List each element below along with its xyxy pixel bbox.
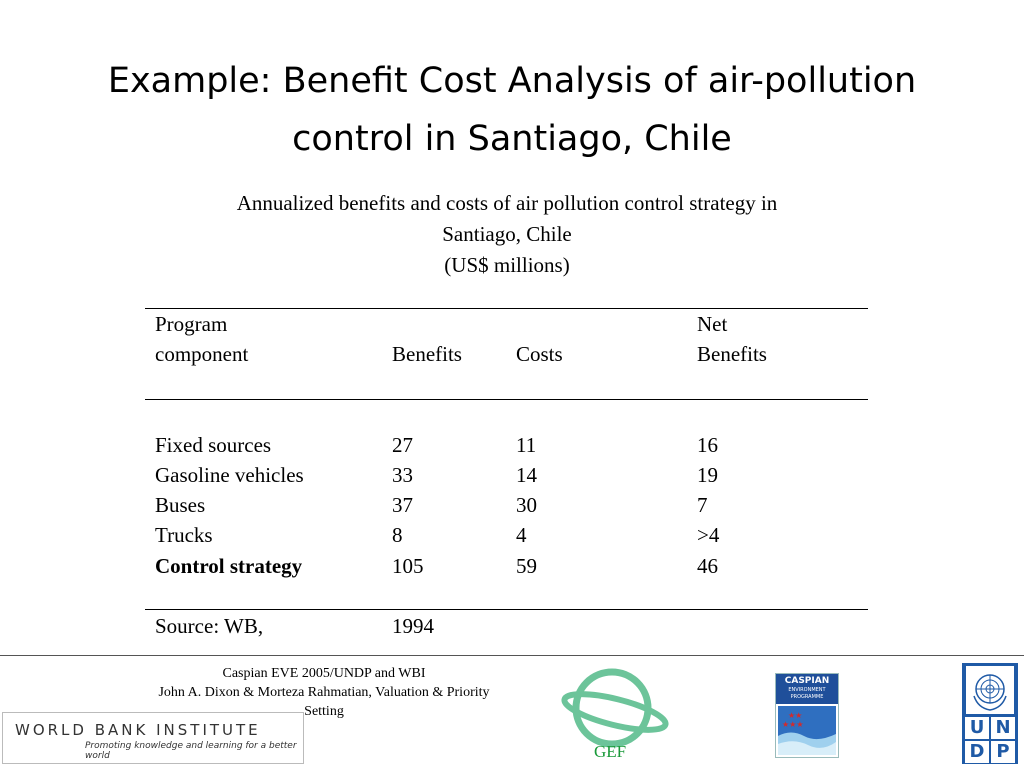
- header-net-benefits: Benefits: [697, 342, 767, 366]
- wbi-tagline: Promoting knowledge and learning for a b…: [85, 741, 297, 761]
- slide-title-line1: Example: Benefit Cost Analysis of air-po…: [107, 61, 917, 101]
- row-costs: 11: [516, 433, 537, 457]
- undp-letter-p: P: [991, 741, 1015, 763]
- row-net: 7: [697, 493, 708, 517]
- row-component: Gasoline vehicles: [155, 463, 304, 487]
- header-program: Program: [155, 312, 228, 336]
- row-component: Fixed sources: [155, 433, 272, 457]
- header-benefits: Benefits: [392, 342, 462, 366]
- caspian-line3: PROGRAMME: [790, 694, 824, 700]
- footer-credit-line1: Caspian EVE 2005/UNDP and WBI: [222, 666, 426, 681]
- table-top-rule: [145, 308, 868, 309]
- header-costs: Costs: [516, 342, 563, 366]
- table-caption-units: (US$ millions): [444, 253, 570, 277]
- world-bank-institute-logo: WORLD BANK INSTITUTE Promoting knowledge…: [2, 712, 304, 764]
- footer-credit-line2: John A. Dixon & Morteza Rahmatian, Valua…: [158, 685, 490, 700]
- row-component: Buses: [155, 493, 206, 517]
- un-emblem-icon: [966, 666, 1014, 714]
- table-header-rule: [145, 399, 868, 400]
- slide-title: Example: Benefit Cost Analysis of air-po…: [0, 52, 1024, 168]
- row-component: Trucks: [155, 523, 213, 547]
- row-benefits: 8: [392, 523, 403, 547]
- row-costs: 14: [516, 463, 537, 487]
- row-costs: 30: [516, 493, 537, 517]
- table-caption-line1: Annualized benefits and costs of air pol…: [236, 191, 778, 215]
- row-benefits: 37: [392, 493, 413, 517]
- undp-letter-u: U: [965, 717, 989, 739]
- footer-divider: [0, 655, 1024, 656]
- source-year: 1994: [392, 614, 434, 638]
- total-row-component: Control strategy: [155, 554, 303, 578]
- caspian-line2: ENVIRONMENT: [788, 687, 826, 693]
- header-component: component: [155, 342, 249, 366]
- row-benefits: 27: [392, 433, 413, 457]
- row-net: 19: [697, 463, 718, 487]
- svg-text:★★: ★★: [788, 711, 802, 720]
- wbi-name: WORLD BANK INSTITUTE: [15, 721, 261, 739]
- header-net: Net: [697, 312, 728, 336]
- gef-label: GEF: [593, 742, 627, 761]
- svg-text:★★★: ★★★: [782, 720, 804, 729]
- caspian-emblem-icon: ★★ ★★★: [776, 674, 838, 755]
- undp-letter-d: D: [965, 741, 989, 763]
- table-caption-line2: Santiago, Chile: [442, 222, 572, 246]
- total-row-benefits: 105: [392, 554, 424, 578]
- caspian-environment-programme-logo: ★★ ★★★ CASPIAN ENVIRONMENT PROGRAMME: [775, 673, 839, 758]
- table-bottom-rule: [145, 609, 868, 610]
- row-costs: 4: [516, 523, 527, 547]
- undp-letter-n: N: [991, 717, 1015, 739]
- table-caption: Annualized benefits and costs of air pol…: [150, 188, 864, 281]
- slide-title-line2: control in Santiago, Chile: [292, 119, 732, 159]
- footer-credit-line3: Setting: [304, 704, 344, 719]
- source-label: Source: WB,: [155, 614, 264, 638]
- undp-logo: U N D P: [962, 663, 1018, 764]
- total-row-costs: 59: [516, 554, 537, 578]
- row-benefits: 33: [392, 463, 413, 487]
- footer-credit: Caspian EVE 2005/UNDP and WBI John A. Di…: [108, 664, 540, 721]
- gef-globe-icon: [561, 668, 669, 748]
- row-net: 16: [697, 433, 718, 457]
- total-row-net: 46: [697, 554, 718, 578]
- row-net: >4: [697, 523, 720, 547]
- caspian-line1: CASPIAN: [784, 676, 830, 686]
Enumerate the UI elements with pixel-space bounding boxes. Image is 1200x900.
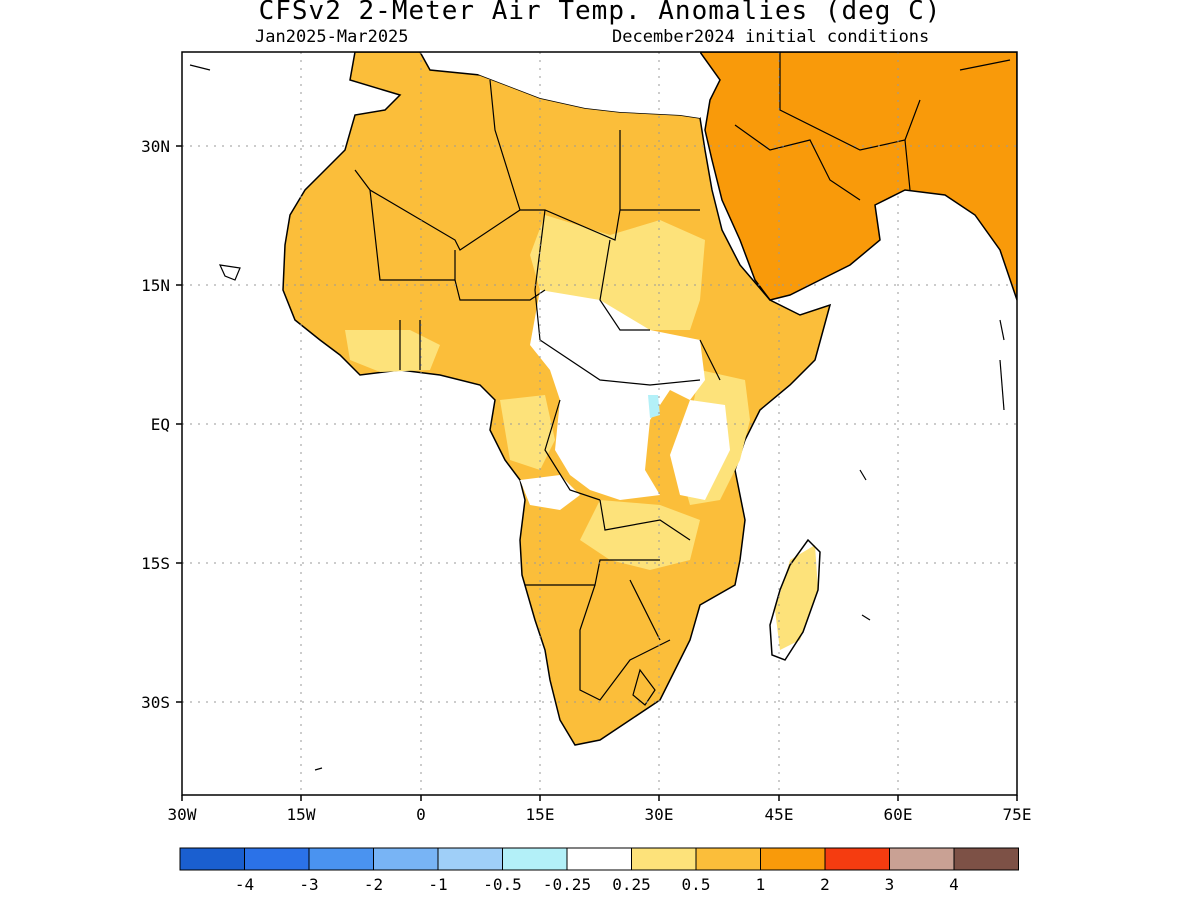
colorbar-swatch-6 xyxy=(566,847,632,871)
colorbar-label-5: -0.25 xyxy=(543,875,591,894)
colorbar-label-6: 0.25 xyxy=(612,875,651,894)
colorbar-swatch-11 xyxy=(889,847,955,871)
colorbar-label-2: -2 xyxy=(364,875,383,894)
lat-label-30s: 30S xyxy=(141,693,170,712)
colorbar-label-10: 3 xyxy=(885,875,895,894)
colorbar-swatch-12 xyxy=(953,847,1019,871)
colorbar-swatch-9 xyxy=(760,847,826,871)
lon-label-45e: 45E xyxy=(765,805,794,824)
colorbar-label-7: 0.5 xyxy=(682,875,711,894)
colorbar-label-9: 2 xyxy=(820,875,830,894)
colorbar-label-3: -1 xyxy=(428,875,447,894)
colorbar-swatch-2 xyxy=(308,847,374,871)
colorbar-swatch-0 xyxy=(179,847,245,871)
colorbar-swatch-5 xyxy=(502,847,568,871)
colorbar: -4 -3 -2 -1 -0.5 -0.25 0.25 0.5 1 2 3 4 xyxy=(179,847,1019,894)
lon-label-60e: 60E xyxy=(884,805,913,824)
country-borders xyxy=(354,52,1011,706)
colorbar-label-1: -3 xyxy=(299,875,318,894)
islands xyxy=(189,64,1005,771)
grid-lines xyxy=(182,52,1017,795)
yellow-zone-madagascar xyxy=(775,545,818,650)
lon-label-30e: 30E xyxy=(645,805,674,824)
subtitle-period: Jan2025-Mar2025 xyxy=(255,27,409,47)
colorbar-swatch-10 xyxy=(824,847,890,871)
lat-label-eq: EQ xyxy=(151,415,170,434)
colorbar-swatch-4 xyxy=(437,847,503,871)
lon-label-0: 0 xyxy=(416,805,426,824)
lon-label-75e: 75E xyxy=(1003,805,1032,824)
lon-label-15w: 15W xyxy=(287,805,316,824)
yellow-zone-congo xyxy=(500,395,555,470)
yellow-zone-south xyxy=(580,500,700,570)
colorbar-swatch-3 xyxy=(373,847,439,871)
neutral-zone-central xyxy=(530,290,705,500)
neutral-zone-south xyxy=(520,475,580,510)
anomaly-field xyxy=(189,52,1017,771)
lat-label-15n: 15N xyxy=(141,276,170,295)
colorbar-swatch-7 xyxy=(631,847,697,871)
arabia-landmass xyxy=(699,52,1017,301)
colorbar-swatch-8 xyxy=(695,847,761,871)
colorbar-label-8: 1 xyxy=(756,875,766,894)
colorbar-label-4: -0.5 xyxy=(483,875,522,894)
neutral-zone-north xyxy=(430,52,700,118)
lat-label-30n: 30N xyxy=(141,137,170,156)
colorbar-label-0: -4 xyxy=(235,875,254,894)
africa-landmass xyxy=(282,52,832,746)
axis-ticks xyxy=(176,145,1018,801)
lon-label-15e: 15E xyxy=(526,805,555,824)
colorbar-swatch-1 xyxy=(244,847,310,871)
colorbar-label-11: 4 xyxy=(949,875,959,894)
cool-patch xyxy=(648,395,660,418)
lat-label-15s: 15S xyxy=(141,554,170,573)
madagascar-outline xyxy=(769,538,821,661)
lon-label-30w: 30W xyxy=(168,805,197,824)
map-title: CFSv2 2-Meter Air Temp. Anomalies (deg C… xyxy=(258,0,942,26)
yellow-zone-west xyxy=(345,330,440,372)
subtitle-initial-conditions: December2024 initial conditions xyxy=(612,27,930,47)
neutral-zone-east xyxy=(670,400,730,500)
yellow-zone-sahel xyxy=(530,215,705,330)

#### WHAT TO PRODUCE:
Switch every "colorbar-swatch" to "legend-swatch" in the rows, starting with the line containing "colorbar-swatch-6 xyxy=(566,847,632,871)" and going on through the line containing "islands xyxy=(189,64,1005,771)". Give back only those lines, with nothing else changed.

#### COMPLETE ANSWER:
legend-swatch-6 xyxy=(566,847,632,871)
colorbar-label-5: -0.25 xyxy=(543,875,591,894)
colorbar-label-6: 0.25 xyxy=(612,875,651,894)
legend-swatch-11 xyxy=(889,847,955,871)
colorbar-label-2: -2 xyxy=(364,875,383,894)
lat-label-30s: 30S xyxy=(141,693,170,712)
colorbar-label-10: 3 xyxy=(885,875,895,894)
legend-swatch-12 xyxy=(953,847,1019,871)
legend-swatch-9 xyxy=(760,847,826,871)
lon-label-45e: 45E xyxy=(765,805,794,824)
colorbar-label-7: 0.5 xyxy=(682,875,711,894)
colorbar-label-9: 2 xyxy=(820,875,830,894)
colorbar-label-3: -1 xyxy=(428,875,447,894)
legend-swatch-2 xyxy=(308,847,374,871)
legend-swatch-0 xyxy=(179,847,245,871)
legend-swatch-5 xyxy=(502,847,568,871)
colorbar: -4 -3 -2 -1 -0.5 -0.25 0.25 0.5 1 2 3 4 xyxy=(179,847,1019,894)
lon-label-60e: 60E xyxy=(884,805,913,824)
country-borders xyxy=(354,52,1011,706)
colorbar-label-1: -3 xyxy=(299,875,318,894)
islands xyxy=(189,64,1005,771)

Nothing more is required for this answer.